= Stored data entries =
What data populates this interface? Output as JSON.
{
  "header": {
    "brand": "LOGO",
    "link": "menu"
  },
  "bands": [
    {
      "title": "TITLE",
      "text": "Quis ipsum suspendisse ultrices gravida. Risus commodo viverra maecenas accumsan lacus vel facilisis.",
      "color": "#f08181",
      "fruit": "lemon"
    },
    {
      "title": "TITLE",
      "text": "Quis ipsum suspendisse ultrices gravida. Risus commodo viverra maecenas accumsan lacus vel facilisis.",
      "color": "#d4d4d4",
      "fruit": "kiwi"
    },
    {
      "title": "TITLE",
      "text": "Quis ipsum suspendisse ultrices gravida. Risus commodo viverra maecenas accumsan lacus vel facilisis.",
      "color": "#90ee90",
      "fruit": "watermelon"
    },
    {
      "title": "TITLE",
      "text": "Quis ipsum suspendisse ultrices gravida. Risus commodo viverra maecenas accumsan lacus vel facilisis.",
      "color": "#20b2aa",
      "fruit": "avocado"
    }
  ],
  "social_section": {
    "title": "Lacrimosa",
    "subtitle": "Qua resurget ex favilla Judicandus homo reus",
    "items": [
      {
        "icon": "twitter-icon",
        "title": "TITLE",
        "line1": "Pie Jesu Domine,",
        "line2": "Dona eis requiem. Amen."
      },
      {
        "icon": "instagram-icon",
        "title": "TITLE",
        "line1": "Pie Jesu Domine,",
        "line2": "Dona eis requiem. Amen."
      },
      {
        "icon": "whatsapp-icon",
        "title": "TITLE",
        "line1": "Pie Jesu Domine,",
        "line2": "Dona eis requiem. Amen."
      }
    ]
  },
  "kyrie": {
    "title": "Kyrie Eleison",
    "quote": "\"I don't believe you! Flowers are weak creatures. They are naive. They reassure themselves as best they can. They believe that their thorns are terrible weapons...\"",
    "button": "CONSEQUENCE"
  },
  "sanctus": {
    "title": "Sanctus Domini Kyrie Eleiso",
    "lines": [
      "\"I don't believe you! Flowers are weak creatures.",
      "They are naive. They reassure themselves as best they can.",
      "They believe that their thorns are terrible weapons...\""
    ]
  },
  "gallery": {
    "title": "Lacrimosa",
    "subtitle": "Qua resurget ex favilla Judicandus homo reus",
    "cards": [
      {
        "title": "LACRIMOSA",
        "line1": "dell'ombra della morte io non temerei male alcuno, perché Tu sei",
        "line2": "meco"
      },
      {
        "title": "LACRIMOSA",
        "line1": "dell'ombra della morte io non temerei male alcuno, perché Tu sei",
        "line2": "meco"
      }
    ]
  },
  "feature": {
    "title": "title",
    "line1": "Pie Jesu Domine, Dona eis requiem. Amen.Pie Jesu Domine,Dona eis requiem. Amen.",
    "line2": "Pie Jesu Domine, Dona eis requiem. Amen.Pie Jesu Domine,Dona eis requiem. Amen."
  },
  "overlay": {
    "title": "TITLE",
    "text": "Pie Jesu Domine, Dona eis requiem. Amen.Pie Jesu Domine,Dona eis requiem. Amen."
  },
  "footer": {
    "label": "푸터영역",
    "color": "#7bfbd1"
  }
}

= Request =
Pull out each line of the entries that contains "themselves".

= Answer to the problem =
    "quote": "\"I don't believe you! Flowers are weak creatures. They are naive. They reassure themselves as best they can. They believe that their thorns are terrible weapons...\"",
      "They are naive. They reassure themselves as best they can.",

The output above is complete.